Work to complete:
Determine which lines contain the word "bold", then copy those lines.

Raw records:
## BEGIN
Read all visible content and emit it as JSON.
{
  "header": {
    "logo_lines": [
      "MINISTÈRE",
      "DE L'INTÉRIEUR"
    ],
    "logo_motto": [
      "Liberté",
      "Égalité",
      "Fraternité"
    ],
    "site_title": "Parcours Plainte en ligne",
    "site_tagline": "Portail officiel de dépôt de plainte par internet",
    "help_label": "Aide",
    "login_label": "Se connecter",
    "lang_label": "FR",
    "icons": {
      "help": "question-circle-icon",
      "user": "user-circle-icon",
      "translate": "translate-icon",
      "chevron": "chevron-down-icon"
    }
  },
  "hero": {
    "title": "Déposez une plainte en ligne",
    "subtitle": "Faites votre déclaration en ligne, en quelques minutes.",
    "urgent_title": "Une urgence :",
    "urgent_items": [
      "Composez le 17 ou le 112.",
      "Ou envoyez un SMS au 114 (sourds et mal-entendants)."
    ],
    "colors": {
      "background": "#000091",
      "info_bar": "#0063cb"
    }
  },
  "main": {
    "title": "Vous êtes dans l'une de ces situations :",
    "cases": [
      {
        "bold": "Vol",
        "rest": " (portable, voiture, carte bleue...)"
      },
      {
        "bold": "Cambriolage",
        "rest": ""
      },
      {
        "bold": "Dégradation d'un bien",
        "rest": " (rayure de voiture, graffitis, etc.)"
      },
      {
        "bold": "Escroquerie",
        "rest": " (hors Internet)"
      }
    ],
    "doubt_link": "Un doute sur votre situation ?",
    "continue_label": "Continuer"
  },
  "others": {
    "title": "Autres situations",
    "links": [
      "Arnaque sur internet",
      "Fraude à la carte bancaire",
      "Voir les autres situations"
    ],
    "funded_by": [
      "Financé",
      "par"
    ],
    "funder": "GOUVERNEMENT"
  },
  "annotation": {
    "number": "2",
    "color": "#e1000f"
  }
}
## END
## BEGIN
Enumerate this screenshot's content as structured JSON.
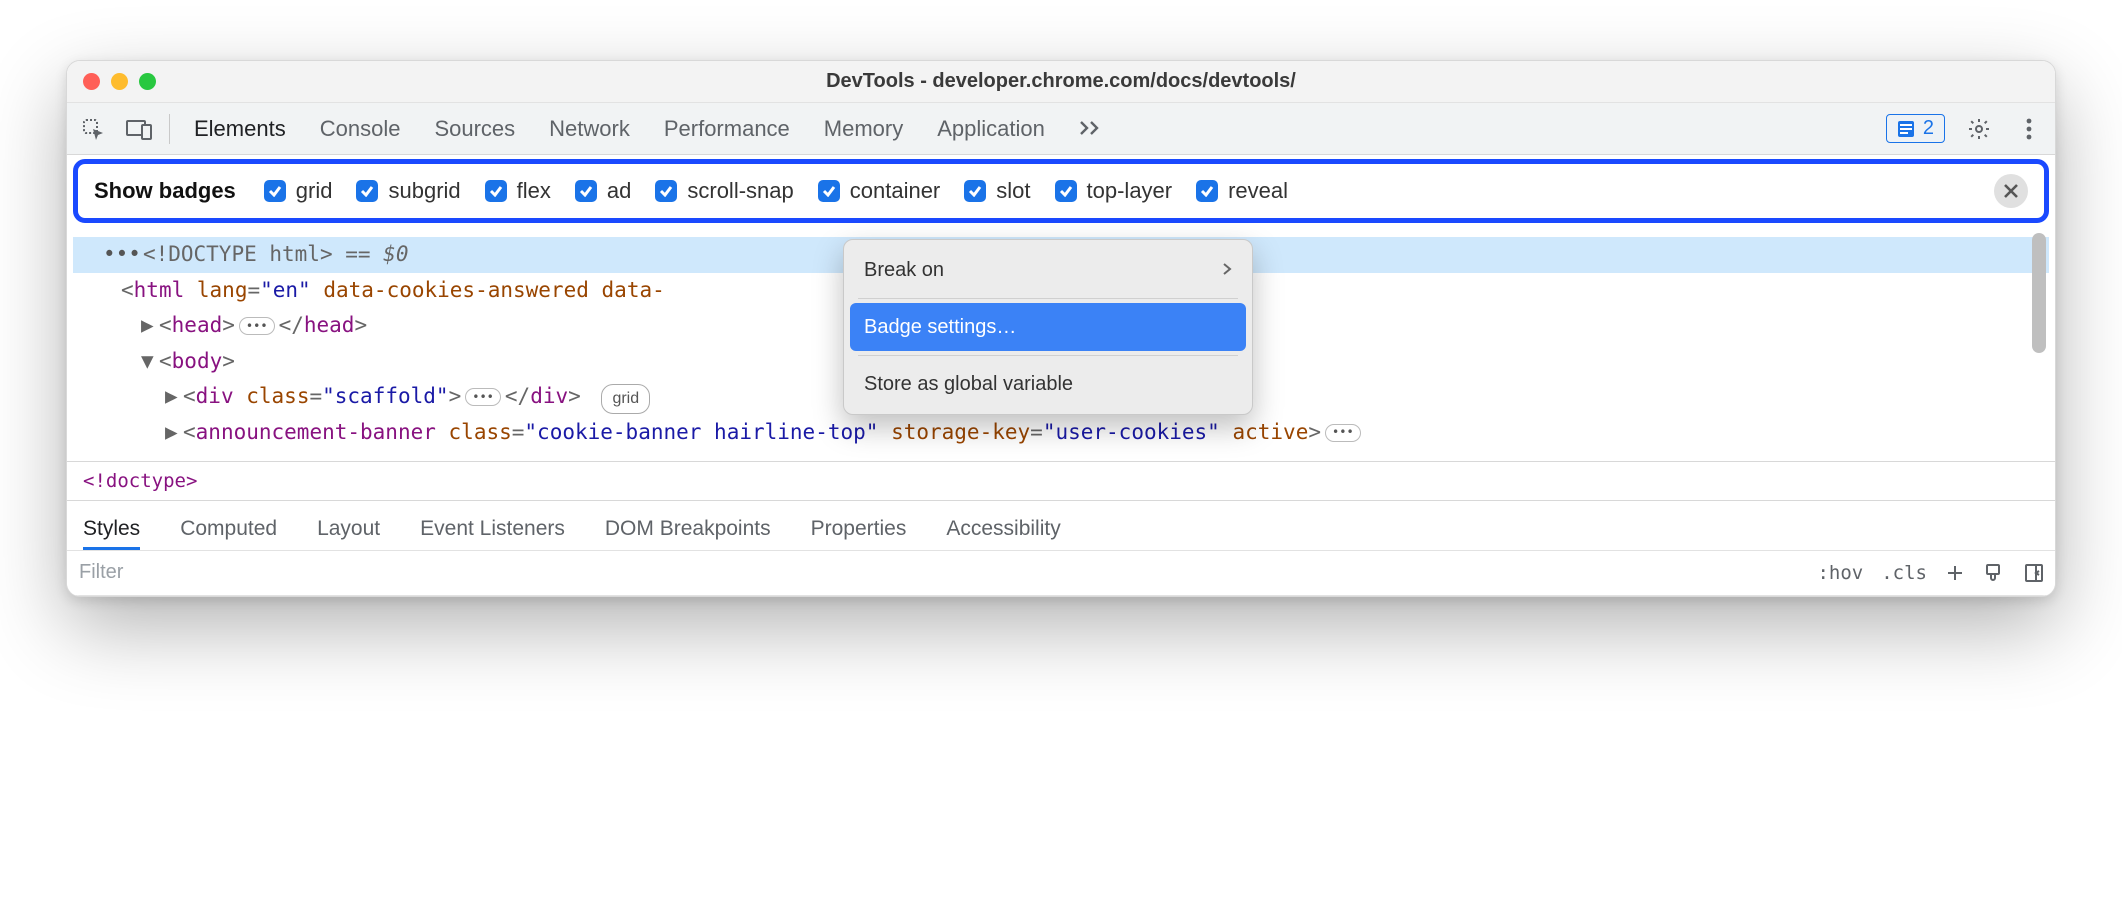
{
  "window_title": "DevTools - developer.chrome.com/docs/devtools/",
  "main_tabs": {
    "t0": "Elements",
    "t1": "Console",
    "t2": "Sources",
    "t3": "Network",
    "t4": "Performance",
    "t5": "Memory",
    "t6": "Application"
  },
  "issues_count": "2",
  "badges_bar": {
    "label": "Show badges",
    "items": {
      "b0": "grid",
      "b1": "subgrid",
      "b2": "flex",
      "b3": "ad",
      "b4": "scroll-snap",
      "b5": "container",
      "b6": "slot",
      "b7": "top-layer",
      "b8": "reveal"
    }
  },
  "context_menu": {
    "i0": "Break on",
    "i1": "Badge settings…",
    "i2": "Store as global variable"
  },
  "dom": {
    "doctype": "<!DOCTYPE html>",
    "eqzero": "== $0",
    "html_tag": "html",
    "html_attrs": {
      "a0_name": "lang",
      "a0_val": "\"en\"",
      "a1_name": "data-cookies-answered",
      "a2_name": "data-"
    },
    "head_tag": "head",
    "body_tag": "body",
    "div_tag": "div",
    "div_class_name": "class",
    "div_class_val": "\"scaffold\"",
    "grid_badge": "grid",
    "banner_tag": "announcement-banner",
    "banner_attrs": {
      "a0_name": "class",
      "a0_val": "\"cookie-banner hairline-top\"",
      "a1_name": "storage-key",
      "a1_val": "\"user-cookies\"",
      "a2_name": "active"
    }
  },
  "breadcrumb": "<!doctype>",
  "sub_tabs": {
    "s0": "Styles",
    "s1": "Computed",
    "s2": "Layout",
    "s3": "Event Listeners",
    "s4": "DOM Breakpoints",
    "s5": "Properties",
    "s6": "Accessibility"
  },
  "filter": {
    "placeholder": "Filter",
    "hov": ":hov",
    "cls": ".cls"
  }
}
## END
Full answer:
        "bold": "Vol",
        "bold": "Cambriolage",
        "bold": "Dégradation d'un bien",
        "bold": "Escroquerie",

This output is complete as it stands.